**TASK INSTRUCTIONS:**
Each entry here needs to be set down again exactly, please; pictures are left out.
--- Start of INPUT ---
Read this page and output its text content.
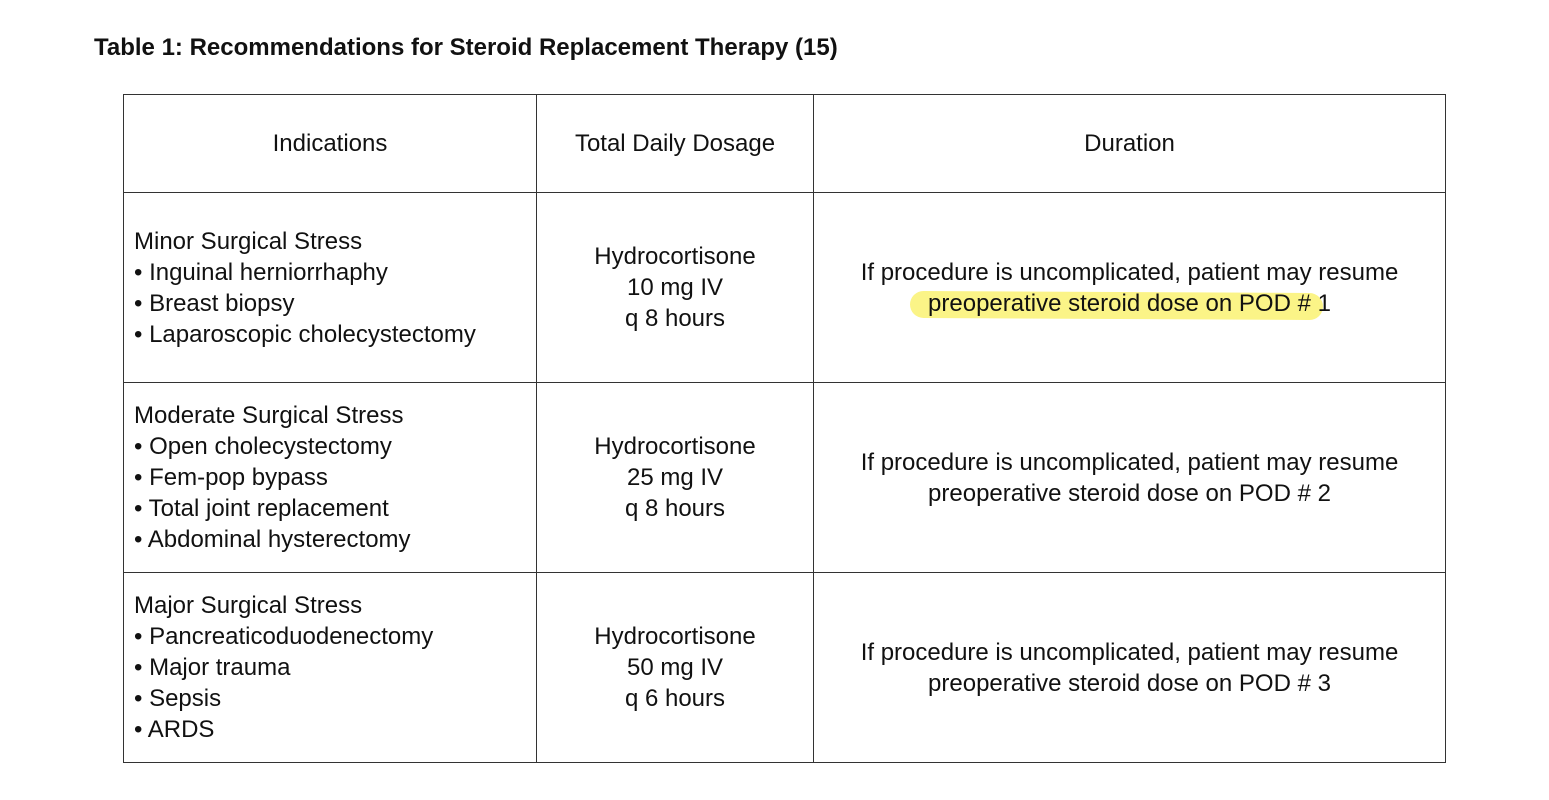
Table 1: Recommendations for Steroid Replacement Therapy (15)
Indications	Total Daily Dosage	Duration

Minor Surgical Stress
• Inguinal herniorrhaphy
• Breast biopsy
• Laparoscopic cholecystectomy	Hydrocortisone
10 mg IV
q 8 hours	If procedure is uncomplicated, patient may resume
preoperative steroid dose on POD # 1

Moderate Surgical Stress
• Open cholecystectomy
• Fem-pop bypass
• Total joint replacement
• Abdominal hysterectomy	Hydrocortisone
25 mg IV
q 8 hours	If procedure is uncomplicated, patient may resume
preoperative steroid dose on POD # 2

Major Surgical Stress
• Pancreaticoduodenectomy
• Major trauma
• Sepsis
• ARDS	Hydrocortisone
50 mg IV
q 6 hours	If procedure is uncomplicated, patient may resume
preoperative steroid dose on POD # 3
--- End of INPUT ---
**EXERCISE RESULT:**
Read this page and output its text content.
Table 1: Recommendations for Steroid Replacement Therapy (15)
Indications	Total Daily Dosage	Duration

Minor Surgical Stress
• Inguinal herniorrhaphy
• Breast biopsy
• Laparoscopic cholecystectomy	Hydrocortisone
10 mg IV
q 8 hours	If procedure is uncomplicated, patient may resume
preoperative steroid dose on POD # 1

Moderate Surgical Stress
• Open cholecystectomy
• Fem-pop bypass
• Total joint replacement
• Abdominal hysterectomy	Hydrocortisone
25 mg IV
q 8 hours	If procedure is uncomplicated, patient may resume
preoperative steroid dose on POD # 2

Major Surgical Stress
• Pancreaticoduodenectomy
• Major trauma
• Sepsis
• ARDS	Hydrocortisone
50 mg IV
q 6 hours	If procedure is uncomplicated, patient may resume
preoperative steroid dose on POD # 3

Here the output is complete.